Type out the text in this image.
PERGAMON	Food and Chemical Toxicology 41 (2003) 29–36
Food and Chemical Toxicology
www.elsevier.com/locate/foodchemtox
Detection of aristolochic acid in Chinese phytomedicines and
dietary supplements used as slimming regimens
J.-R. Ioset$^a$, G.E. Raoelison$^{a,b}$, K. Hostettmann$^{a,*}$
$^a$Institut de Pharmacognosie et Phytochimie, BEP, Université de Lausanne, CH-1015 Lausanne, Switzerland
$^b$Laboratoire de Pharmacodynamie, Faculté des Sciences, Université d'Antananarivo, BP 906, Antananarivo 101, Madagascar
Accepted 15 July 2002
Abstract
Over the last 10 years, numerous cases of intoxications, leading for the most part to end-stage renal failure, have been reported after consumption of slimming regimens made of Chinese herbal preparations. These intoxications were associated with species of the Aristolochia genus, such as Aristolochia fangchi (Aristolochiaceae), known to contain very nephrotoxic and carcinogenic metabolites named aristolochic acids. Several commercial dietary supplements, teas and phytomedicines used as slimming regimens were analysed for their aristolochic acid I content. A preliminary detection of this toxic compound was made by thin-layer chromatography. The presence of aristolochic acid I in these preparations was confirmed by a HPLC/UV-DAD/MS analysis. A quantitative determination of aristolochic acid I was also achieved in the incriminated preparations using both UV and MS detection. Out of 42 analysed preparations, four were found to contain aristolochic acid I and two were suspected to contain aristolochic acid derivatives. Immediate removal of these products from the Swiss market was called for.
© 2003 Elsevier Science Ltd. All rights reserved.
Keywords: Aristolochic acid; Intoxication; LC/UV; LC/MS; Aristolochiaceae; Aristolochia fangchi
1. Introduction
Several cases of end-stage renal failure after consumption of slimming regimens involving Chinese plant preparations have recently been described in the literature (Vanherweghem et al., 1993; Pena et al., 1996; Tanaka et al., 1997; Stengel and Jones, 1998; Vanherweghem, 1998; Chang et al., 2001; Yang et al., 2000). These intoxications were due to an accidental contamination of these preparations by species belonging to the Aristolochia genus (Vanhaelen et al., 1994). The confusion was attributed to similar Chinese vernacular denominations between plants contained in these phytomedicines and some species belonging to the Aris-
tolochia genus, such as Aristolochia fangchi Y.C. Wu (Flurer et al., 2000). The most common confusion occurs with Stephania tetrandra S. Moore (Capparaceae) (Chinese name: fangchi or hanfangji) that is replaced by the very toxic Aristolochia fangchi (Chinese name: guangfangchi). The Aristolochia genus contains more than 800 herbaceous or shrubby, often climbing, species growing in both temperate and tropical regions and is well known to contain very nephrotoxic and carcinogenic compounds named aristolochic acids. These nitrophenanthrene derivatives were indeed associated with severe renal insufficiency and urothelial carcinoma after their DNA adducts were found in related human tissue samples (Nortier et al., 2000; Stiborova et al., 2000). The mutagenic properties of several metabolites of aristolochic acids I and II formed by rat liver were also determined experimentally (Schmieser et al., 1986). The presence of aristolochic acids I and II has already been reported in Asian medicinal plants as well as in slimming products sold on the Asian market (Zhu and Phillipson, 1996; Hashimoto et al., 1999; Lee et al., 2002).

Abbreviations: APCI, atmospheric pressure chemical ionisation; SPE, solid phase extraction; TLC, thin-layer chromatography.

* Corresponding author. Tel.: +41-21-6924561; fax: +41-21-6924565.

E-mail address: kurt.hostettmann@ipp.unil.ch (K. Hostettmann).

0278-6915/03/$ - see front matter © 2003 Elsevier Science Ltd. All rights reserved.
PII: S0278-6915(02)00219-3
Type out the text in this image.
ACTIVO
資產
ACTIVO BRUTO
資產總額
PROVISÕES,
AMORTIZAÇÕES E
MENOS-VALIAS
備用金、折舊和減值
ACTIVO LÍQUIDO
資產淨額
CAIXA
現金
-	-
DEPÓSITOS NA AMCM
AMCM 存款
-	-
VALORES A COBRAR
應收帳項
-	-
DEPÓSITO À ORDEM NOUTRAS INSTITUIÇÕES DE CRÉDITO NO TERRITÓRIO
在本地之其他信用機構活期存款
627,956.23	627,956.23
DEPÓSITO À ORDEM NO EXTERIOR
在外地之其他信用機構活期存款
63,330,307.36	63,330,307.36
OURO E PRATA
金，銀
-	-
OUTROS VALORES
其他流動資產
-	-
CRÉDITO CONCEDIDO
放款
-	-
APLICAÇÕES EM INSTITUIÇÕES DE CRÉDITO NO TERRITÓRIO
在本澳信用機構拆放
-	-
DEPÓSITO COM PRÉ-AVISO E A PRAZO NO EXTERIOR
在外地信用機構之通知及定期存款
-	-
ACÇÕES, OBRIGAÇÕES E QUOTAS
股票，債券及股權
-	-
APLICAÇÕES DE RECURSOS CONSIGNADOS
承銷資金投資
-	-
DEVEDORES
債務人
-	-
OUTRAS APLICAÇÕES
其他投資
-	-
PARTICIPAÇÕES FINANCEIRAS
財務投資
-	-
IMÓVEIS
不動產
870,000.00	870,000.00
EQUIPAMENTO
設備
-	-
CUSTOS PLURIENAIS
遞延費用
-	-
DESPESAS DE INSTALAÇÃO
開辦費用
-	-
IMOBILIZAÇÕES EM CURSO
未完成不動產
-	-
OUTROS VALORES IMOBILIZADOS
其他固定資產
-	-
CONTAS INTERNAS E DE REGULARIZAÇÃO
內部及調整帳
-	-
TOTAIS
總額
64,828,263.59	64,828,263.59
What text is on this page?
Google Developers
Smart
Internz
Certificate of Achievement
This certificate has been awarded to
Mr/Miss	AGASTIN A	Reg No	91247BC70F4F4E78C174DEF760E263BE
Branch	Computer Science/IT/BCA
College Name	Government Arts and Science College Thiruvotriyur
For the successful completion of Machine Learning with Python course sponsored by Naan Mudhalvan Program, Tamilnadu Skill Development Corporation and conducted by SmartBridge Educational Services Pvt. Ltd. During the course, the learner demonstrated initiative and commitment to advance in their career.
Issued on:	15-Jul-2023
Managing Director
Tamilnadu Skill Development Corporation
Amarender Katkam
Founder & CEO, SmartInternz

──────────

== Work required ==
Repeat, word for word, every line from the line that contains "What text is on this page?" to the end of the entries; include both of those lines and no others.

== Answer to the exercise ==
What text is on this page?
Google Developers
Smart
Internz
Certificate of Achievement
This certificate has been awarded to
Mr/Miss	AGASTIN A	Reg No	91247BC70F4F4E78C174DEF760E263BE
Branch	Computer Science/IT/BCA
College Name	Government Arts and Science College Thiruvotriyur
For the successful completion of Machine Learning with Python course sponsored by Naan Mudhalvan Program, Tamilnadu Skill Development Corporation and conducted by SmartBridge Educational Services Pvt. Ltd. During the course, the learner demonstrated initiative and commitment to advance in their career.
Issued on:	15-Jul-2023
Managing Director
Tamilnadu Skill Development Corporation
Amarender Katkam
Founder & CEO, SmartInternz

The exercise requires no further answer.